▼

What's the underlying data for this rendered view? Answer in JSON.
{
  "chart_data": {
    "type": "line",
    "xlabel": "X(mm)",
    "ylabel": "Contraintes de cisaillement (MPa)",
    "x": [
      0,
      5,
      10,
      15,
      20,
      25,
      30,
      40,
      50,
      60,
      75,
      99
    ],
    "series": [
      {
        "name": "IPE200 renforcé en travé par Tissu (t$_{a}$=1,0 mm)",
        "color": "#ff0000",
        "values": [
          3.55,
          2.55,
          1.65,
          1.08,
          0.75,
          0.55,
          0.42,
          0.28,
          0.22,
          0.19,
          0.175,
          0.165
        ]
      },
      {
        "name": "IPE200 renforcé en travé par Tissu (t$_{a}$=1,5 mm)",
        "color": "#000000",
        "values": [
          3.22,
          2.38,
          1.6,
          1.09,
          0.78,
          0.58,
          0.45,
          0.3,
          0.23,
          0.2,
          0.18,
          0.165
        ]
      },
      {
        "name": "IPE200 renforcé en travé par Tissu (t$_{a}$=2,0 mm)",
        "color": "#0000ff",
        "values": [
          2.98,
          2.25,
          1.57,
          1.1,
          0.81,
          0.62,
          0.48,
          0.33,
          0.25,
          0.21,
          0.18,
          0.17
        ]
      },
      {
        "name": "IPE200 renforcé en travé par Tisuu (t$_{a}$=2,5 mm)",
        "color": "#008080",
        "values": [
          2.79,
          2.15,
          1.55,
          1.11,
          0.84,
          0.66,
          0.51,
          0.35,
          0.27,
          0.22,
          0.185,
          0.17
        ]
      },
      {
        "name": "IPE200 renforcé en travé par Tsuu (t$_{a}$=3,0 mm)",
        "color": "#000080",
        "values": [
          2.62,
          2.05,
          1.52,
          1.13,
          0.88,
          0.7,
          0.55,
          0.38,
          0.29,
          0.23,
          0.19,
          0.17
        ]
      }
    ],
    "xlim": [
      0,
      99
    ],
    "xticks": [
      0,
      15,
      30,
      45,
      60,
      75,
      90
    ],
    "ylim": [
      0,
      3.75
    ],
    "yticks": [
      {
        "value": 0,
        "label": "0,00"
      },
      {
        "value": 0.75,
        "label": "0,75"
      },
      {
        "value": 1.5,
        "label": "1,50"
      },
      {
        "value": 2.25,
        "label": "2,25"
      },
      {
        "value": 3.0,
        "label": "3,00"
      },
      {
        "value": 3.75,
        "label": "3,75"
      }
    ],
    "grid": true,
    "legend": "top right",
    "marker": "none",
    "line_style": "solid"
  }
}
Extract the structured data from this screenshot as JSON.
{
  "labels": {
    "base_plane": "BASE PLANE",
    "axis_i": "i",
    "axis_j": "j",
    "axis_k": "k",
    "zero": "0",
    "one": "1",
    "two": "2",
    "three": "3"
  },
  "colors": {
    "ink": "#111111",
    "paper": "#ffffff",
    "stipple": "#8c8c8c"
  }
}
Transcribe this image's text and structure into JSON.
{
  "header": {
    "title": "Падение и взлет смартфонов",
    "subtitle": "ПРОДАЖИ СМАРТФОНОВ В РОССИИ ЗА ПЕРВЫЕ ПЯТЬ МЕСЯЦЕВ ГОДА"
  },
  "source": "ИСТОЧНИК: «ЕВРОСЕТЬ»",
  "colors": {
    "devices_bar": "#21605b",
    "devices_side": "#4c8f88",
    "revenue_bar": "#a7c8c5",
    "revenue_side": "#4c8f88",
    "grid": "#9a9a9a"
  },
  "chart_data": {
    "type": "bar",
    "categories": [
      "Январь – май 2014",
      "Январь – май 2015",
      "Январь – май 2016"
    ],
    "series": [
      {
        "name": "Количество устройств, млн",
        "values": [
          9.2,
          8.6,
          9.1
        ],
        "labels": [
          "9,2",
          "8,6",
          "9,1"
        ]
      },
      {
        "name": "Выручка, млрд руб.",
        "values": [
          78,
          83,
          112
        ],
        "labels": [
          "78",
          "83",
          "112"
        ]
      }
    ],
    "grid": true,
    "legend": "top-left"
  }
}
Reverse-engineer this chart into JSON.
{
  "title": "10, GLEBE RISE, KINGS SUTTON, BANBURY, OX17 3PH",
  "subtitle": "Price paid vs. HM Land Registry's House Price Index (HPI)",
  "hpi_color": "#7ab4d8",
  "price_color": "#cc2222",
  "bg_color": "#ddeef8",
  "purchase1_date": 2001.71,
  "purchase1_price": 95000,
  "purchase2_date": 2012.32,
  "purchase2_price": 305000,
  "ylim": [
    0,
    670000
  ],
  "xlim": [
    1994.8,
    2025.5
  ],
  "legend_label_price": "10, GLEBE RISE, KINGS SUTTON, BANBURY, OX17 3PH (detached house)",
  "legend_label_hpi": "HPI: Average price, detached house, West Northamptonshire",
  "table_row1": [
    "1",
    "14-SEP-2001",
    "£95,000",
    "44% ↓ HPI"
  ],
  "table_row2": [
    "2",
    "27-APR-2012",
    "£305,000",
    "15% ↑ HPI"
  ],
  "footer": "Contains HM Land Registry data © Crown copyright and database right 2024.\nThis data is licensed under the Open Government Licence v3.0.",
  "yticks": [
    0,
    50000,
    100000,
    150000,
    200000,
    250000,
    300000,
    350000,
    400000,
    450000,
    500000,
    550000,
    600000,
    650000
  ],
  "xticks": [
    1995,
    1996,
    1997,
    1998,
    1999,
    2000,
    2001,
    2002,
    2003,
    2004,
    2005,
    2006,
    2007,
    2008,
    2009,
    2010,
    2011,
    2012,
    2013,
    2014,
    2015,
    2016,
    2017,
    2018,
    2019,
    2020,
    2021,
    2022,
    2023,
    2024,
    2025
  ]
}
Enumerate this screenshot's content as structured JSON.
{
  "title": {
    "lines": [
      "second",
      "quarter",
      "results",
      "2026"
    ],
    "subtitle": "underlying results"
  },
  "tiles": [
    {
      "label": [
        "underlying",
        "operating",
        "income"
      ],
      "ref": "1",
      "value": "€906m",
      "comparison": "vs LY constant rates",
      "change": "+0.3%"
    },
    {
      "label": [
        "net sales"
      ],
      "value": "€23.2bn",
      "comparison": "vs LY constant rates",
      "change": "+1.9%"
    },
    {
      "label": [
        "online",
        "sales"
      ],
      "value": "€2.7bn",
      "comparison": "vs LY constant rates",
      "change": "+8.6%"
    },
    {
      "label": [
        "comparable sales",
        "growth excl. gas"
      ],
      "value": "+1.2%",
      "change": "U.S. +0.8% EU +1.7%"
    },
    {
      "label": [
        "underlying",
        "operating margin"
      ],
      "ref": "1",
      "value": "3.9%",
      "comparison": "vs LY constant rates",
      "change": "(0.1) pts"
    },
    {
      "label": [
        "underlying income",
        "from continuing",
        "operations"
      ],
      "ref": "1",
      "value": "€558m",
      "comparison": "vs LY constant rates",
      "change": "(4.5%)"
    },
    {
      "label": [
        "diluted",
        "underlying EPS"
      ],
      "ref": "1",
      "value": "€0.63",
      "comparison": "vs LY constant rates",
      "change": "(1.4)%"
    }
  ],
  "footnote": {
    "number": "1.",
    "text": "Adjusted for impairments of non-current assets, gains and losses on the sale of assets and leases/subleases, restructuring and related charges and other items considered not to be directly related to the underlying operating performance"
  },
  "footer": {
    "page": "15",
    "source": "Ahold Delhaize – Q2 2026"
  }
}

▲

→ Request
Above are the records; copy every line in them that holds the word "Tissu".

→ Task answer
        "name": "IPE200 renforcé en travé par Tissu (t$_{a}$=1,0 mm)",
        "name": "IPE200 renforcé en travé par Tissu (t$_{a}$=1,5 mm)",
        "name": "IPE200 renforcé en travé par Tissu (t$_{a}$=2,0 mm)",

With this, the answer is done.